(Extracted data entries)
——————————

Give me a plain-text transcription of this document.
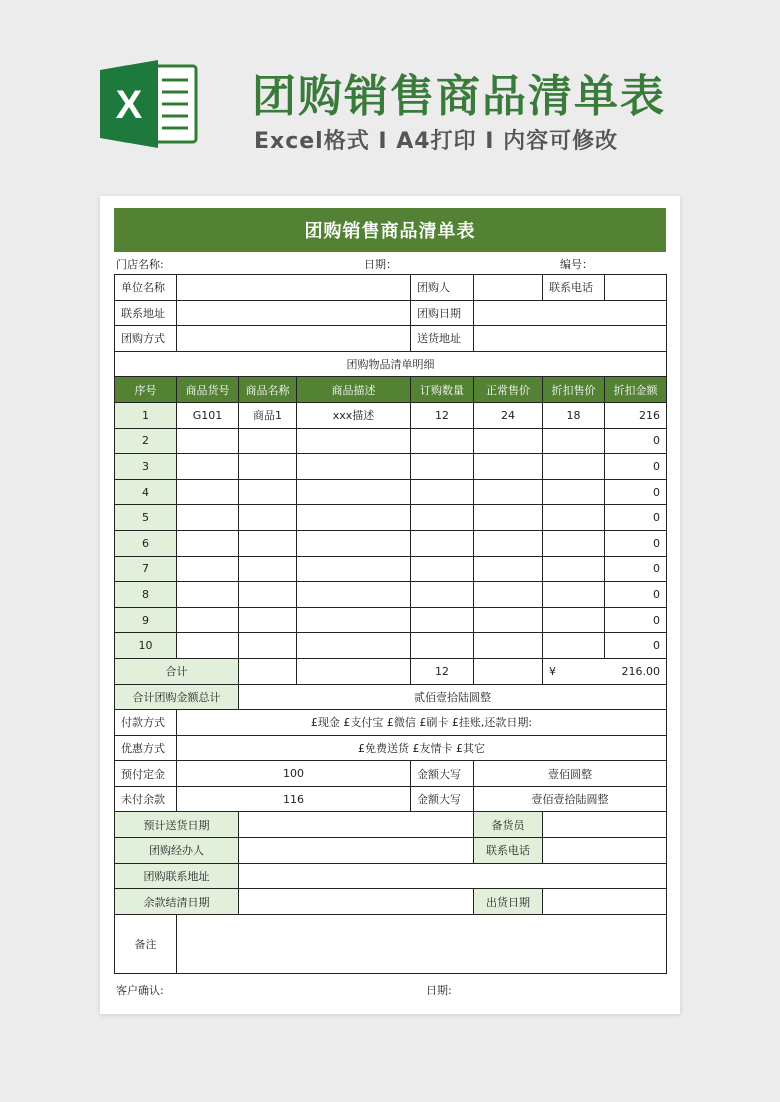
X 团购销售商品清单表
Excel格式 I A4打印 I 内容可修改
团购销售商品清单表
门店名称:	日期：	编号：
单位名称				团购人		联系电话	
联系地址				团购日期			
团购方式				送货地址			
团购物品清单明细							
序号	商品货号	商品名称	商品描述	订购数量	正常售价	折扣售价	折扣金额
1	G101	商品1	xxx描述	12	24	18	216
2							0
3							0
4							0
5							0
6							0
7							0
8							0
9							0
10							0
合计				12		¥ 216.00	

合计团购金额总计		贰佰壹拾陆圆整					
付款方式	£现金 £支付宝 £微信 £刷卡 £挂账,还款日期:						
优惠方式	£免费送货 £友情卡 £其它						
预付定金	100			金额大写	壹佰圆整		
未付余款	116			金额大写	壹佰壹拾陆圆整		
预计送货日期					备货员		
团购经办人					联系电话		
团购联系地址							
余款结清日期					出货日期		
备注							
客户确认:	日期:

——————————

#### Directive:
Return each line of the data, keeping its wording exact and omitting pictures.

#### Exercise output:
Give me a plain-text transcription of this document.
X 团购销售商品清单表
Excel格式 I A4打印 I 内容可修改
团购销售商品清单表
门店名称:	日期：	编号：
单位名称				团购人		联系电话	
联系地址				团购日期			
团购方式				送货地址			
团购物品清单明细							
序号	商品货号	商品名称	商品描述	订购数量	正常售价	折扣售价	折扣金额
1	G101	商品1	xxx描述	12	24	18	216
2							0
3							0
4							0
5							0
6							0
7							0
8							0
9							0
10							0
合计				12		¥ 216.00	

合计团购金额总计		贰佰壹拾陆圆整					
付款方式	£现金 £支付宝 £微信 £刷卡 £挂账,还款日期:						
优惠方式	£免费送货 £友情卡 £其它						
预付定金	100			金额大写	壹佰圆整		
未付余款	116			金额大写	壹佰壹拾陆圆整		
预计送货日期					备货员		
团购经办人					联系电话		
团购联系地址							
余款结清日期					出货日期		
备注							
客户确认:	日期:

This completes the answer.